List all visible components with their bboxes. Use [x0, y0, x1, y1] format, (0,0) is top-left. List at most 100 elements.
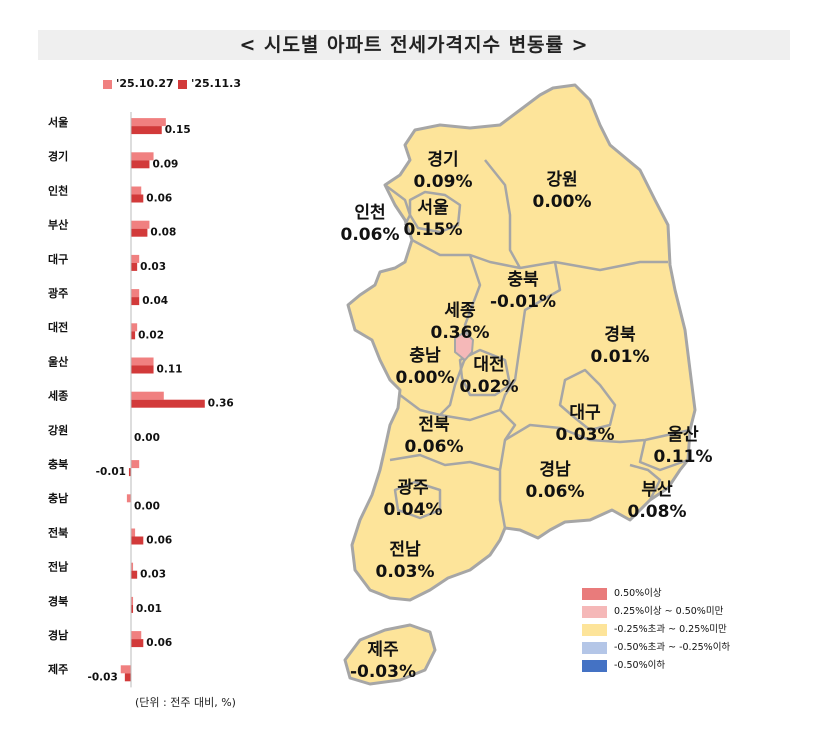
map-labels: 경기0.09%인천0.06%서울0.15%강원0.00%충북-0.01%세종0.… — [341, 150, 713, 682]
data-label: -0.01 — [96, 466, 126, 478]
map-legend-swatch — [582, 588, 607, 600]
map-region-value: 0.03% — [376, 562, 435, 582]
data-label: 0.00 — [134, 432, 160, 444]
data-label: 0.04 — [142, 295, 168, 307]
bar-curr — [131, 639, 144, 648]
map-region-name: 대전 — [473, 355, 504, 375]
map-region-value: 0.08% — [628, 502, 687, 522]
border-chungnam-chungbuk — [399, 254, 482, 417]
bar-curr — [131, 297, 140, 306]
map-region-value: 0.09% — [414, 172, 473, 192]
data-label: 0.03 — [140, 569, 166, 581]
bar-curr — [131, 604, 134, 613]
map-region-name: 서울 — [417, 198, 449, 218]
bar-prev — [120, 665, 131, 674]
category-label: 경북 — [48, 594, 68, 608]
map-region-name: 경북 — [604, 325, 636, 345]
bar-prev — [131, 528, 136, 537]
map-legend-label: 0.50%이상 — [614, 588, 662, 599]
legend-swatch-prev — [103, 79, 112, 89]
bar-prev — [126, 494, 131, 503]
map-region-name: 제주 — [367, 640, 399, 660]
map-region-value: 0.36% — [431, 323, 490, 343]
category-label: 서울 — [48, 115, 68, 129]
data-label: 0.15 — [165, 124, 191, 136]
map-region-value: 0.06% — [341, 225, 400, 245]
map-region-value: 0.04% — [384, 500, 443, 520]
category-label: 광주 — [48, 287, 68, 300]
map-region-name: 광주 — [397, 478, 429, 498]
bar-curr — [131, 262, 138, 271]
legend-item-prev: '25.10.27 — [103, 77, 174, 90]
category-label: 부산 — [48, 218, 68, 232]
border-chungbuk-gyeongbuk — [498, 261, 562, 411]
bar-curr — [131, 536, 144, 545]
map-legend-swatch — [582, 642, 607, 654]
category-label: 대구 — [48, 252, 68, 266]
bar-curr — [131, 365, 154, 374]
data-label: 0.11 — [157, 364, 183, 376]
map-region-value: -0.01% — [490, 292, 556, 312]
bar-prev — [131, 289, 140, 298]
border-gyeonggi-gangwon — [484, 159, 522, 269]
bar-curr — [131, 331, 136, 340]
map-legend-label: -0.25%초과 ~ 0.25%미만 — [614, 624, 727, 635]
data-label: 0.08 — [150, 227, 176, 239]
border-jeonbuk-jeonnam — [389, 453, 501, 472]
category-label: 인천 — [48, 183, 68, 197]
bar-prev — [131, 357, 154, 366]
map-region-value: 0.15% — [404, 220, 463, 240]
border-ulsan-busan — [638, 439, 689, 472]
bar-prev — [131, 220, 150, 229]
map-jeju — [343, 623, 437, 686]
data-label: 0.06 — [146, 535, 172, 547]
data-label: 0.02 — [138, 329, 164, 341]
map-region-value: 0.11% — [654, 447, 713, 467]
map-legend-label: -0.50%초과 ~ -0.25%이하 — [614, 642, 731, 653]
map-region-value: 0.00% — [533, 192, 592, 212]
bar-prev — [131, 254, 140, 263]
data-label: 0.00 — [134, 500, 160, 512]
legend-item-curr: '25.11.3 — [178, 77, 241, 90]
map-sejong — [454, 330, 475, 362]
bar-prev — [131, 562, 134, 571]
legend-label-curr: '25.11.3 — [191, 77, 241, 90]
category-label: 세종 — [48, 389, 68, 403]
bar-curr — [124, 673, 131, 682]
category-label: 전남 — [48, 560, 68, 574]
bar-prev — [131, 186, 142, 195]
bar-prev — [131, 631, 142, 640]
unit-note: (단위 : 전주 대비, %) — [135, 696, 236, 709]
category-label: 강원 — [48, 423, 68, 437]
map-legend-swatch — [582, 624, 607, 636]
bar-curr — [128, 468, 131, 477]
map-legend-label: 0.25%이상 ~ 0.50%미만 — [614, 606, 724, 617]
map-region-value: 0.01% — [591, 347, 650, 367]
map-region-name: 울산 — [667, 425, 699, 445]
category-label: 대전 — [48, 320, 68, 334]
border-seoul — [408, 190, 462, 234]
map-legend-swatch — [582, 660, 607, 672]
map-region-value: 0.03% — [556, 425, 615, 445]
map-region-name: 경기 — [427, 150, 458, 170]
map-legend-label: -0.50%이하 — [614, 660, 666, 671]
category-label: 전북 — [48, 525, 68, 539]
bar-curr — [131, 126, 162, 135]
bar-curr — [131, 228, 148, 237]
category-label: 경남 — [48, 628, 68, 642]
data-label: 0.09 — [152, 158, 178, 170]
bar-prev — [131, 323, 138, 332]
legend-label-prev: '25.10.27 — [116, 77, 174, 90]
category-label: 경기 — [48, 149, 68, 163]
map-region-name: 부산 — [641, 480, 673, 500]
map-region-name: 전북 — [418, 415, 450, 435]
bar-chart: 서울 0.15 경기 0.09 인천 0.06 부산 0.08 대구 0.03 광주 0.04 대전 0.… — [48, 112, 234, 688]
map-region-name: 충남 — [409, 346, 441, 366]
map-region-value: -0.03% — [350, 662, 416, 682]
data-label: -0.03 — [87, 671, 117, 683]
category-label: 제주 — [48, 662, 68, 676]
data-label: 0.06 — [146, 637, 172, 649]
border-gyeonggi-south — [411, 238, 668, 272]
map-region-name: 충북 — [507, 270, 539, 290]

■ ■ ■ ■ ■ ■ ■

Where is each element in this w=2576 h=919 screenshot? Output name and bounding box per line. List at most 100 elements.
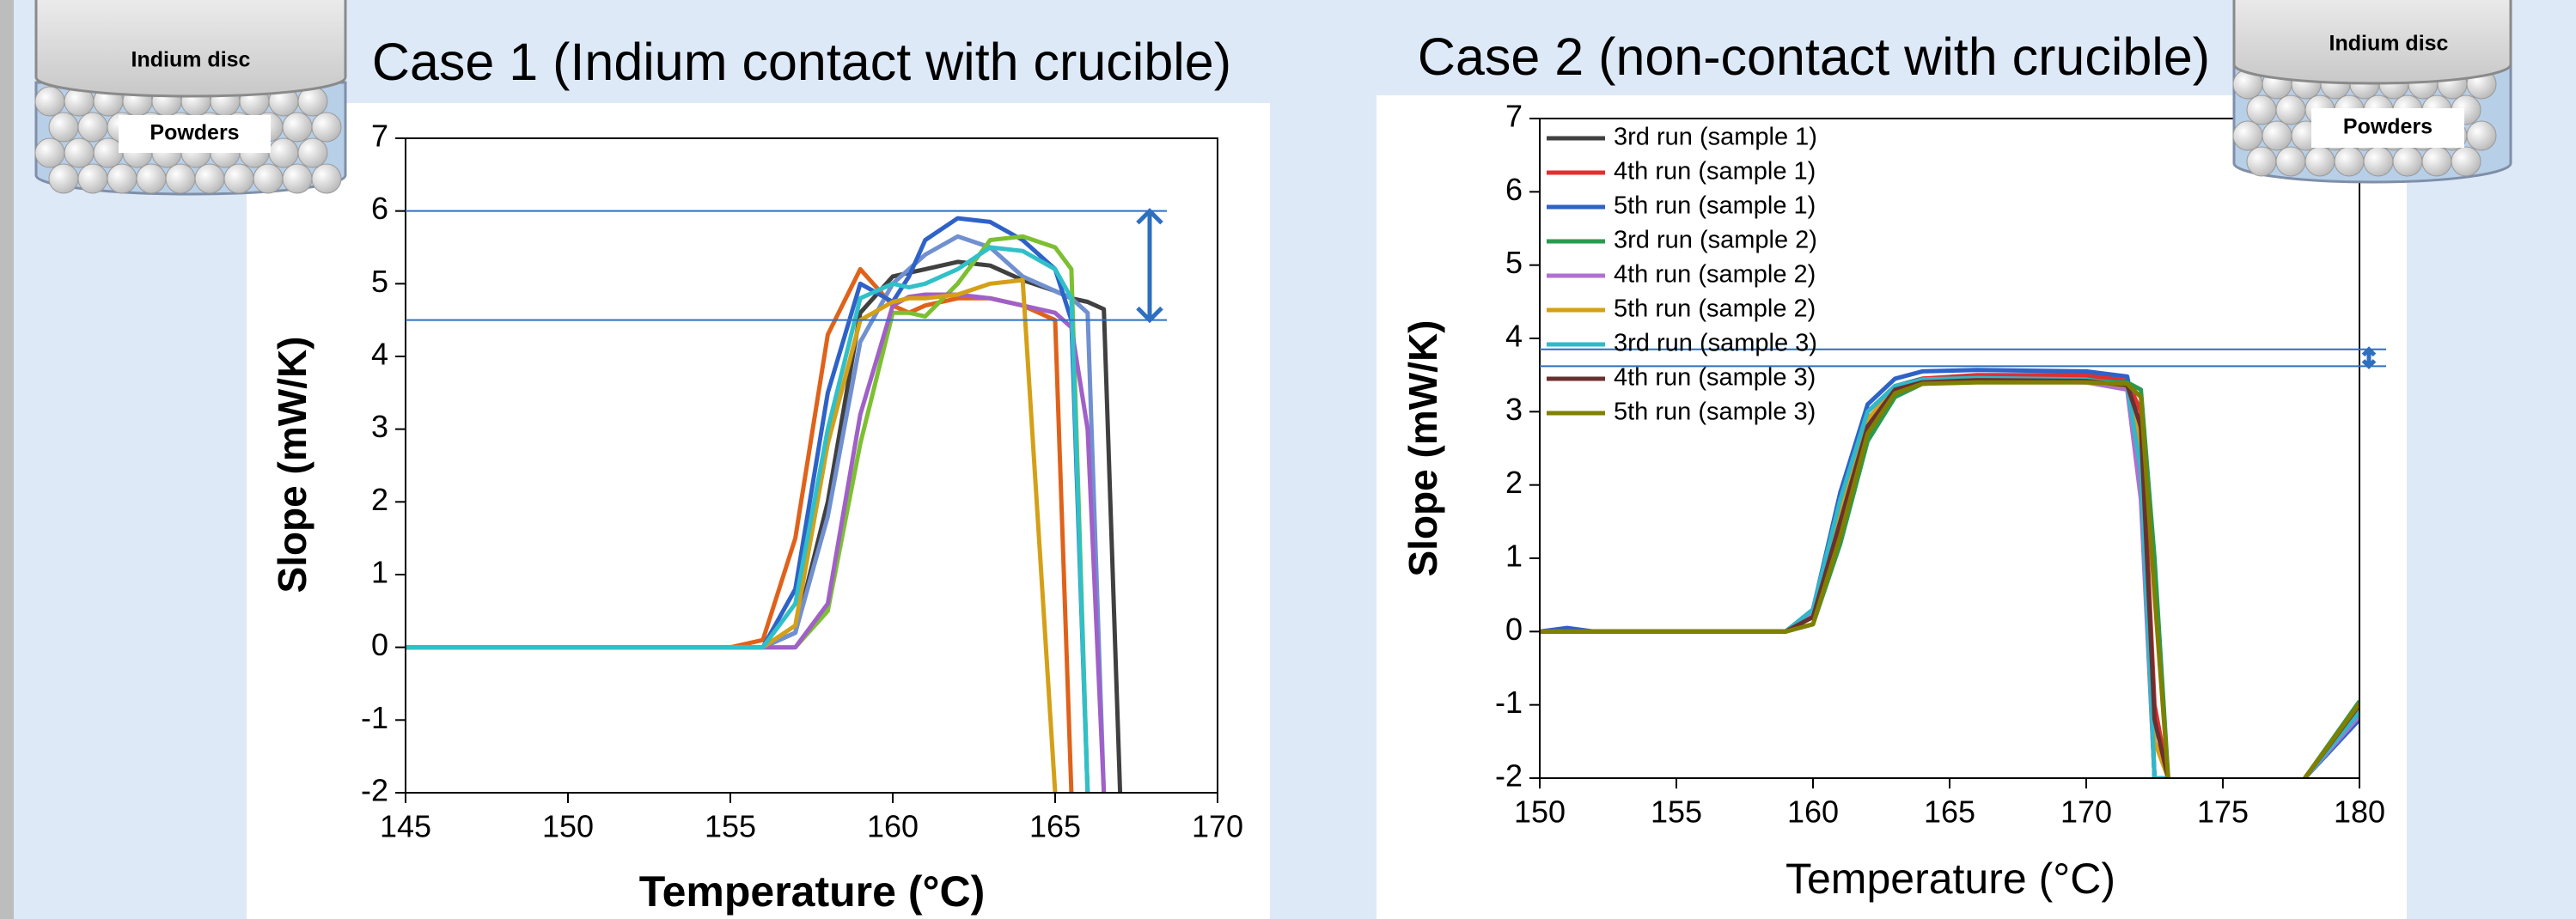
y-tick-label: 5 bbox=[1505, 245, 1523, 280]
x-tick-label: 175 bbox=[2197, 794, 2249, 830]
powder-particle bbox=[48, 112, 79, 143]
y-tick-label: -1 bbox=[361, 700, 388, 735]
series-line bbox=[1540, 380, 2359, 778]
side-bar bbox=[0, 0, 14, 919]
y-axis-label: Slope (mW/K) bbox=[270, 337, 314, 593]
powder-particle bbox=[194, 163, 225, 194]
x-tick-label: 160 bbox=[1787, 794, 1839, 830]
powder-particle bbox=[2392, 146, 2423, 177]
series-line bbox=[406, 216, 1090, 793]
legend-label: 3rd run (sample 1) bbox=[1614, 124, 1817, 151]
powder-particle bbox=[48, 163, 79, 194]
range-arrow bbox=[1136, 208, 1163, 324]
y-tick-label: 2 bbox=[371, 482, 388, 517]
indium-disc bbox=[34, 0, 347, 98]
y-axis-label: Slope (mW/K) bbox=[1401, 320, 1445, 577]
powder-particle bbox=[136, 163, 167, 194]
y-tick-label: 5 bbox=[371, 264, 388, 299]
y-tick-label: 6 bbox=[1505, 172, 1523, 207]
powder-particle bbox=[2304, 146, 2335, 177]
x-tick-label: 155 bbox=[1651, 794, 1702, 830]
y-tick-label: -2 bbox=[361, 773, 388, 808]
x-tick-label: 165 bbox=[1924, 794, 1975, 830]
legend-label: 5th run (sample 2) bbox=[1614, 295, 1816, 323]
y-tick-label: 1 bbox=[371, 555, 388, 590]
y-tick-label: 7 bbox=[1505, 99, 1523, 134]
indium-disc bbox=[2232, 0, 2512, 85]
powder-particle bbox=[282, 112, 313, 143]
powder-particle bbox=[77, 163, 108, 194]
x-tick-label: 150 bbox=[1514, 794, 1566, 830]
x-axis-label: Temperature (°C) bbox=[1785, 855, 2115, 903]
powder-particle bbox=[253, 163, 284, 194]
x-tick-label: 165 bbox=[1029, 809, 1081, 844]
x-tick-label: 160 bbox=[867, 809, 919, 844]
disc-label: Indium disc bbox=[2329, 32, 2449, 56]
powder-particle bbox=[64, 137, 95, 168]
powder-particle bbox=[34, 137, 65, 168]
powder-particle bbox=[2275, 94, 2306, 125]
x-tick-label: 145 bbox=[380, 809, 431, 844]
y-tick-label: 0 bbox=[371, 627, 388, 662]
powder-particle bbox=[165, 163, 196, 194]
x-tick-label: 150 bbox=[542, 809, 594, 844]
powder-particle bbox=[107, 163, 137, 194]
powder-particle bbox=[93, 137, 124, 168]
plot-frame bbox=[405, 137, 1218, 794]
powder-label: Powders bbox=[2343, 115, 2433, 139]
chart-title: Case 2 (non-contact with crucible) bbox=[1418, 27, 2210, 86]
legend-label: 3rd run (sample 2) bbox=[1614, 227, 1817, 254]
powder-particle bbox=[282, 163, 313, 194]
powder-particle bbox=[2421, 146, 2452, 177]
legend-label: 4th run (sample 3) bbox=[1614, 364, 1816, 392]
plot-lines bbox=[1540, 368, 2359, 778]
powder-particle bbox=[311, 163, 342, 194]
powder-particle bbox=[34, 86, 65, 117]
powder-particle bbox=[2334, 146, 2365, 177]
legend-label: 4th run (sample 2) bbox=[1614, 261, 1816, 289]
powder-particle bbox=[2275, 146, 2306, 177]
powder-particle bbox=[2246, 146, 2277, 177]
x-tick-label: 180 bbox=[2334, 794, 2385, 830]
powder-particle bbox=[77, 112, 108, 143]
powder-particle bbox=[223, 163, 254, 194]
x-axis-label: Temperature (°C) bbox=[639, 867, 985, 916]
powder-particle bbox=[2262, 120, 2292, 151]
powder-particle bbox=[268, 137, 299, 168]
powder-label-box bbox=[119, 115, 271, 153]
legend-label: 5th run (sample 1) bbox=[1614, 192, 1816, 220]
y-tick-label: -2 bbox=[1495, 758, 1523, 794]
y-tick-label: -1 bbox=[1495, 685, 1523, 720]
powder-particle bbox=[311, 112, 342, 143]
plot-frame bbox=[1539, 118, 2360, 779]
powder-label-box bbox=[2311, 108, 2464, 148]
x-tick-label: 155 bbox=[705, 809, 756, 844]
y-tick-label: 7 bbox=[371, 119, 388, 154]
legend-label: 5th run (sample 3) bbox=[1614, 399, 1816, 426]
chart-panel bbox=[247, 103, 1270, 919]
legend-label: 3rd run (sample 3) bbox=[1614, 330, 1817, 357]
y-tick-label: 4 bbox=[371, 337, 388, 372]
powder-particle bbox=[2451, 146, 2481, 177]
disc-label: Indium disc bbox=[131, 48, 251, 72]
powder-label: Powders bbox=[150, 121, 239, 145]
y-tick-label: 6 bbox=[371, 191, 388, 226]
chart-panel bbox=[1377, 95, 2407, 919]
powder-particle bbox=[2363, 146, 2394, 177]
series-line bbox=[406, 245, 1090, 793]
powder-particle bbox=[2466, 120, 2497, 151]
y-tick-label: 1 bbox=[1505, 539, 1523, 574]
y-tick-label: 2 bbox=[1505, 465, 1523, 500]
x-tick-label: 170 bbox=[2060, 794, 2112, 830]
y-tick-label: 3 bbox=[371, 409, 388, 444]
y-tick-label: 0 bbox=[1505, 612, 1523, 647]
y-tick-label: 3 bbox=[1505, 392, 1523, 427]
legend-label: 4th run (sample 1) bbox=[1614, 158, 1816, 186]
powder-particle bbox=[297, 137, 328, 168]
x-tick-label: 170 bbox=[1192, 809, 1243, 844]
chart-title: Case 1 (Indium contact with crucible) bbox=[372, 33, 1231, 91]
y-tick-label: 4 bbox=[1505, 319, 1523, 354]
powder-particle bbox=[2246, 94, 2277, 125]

■ ■ ■ ■ ■ ■ ■

▶ [The request]
Retype the entries above from the line with "map-labels: 경기0.09%인천0.06%서울0.15%강원0.00%충북-0.01%세종0.… —" to the line with "bar-curr — [131, 536, 144, 545]", both included, without altering a character.

▶ [Expected answer]
map-labels: 경기0.09%인천0.06%서울0.15%강원0.00%충북-0.01%세종0.… — [341, 150, 713, 682]
data-label: -0.01 — [96, 466, 126, 478]
map-legend-swatch — [582, 588, 607, 600]
map-region-value: 0.03% — [376, 562, 435, 582]
data-label: 0.00 — [134, 432, 160, 444]
data-label: 0.04 — [142, 295, 168, 307]
bar-curr — [131, 639, 144, 648]
map-region-name: 대전 — [473, 355, 504, 375]
map-region-value: 0.08% — [628, 502, 687, 522]
border-chungnam-chungbuk — [399, 254, 482, 417]
bar-curr — [131, 297, 140, 306]
map-region-value: 0.09% — [414, 172, 473, 192]
data-label: 0.03 — [140, 569, 166, 581]
bar-curr — [131, 604, 134, 613]
map-region-name: 서울 — [417, 198, 449, 218]
bar-prev — [120, 665, 131, 674]
category-label: 경북 — [48, 594, 68, 608]
map-region-name: 경북 — [604, 325, 636, 345]
bar-prev — [131, 528, 136, 537]
map-legend-label: 0.50%이상 — [614, 588, 662, 599]
legend-swatch-prev — [103, 79, 112, 89]
bar-prev — [126, 494, 131, 503]
map-region-name: 제주 — [367, 640, 399, 660]
map-region-value: 0.36% — [431, 323, 490, 343]
category-label: 서울 — [48, 115, 68, 129]
data-label: 0.15 — [165, 124, 191, 136]
map-region-value: 0.06% — [341, 225, 400, 245]
map-region-value: 0.04% — [384, 500, 443, 520]
category-label: 광주 — [48, 287, 68, 300]
map-region-name: 광주 — [397, 478, 429, 498]
bar-curr — [131, 262, 138, 271]
legend-item-prev: '25.10.27 — [103, 77, 174, 90]
category-label: 부산 — [48, 218, 68, 232]
border-chungbuk-gyeongbuk — [498, 261, 562, 411]
bar-curr — [131, 536, 144, 545]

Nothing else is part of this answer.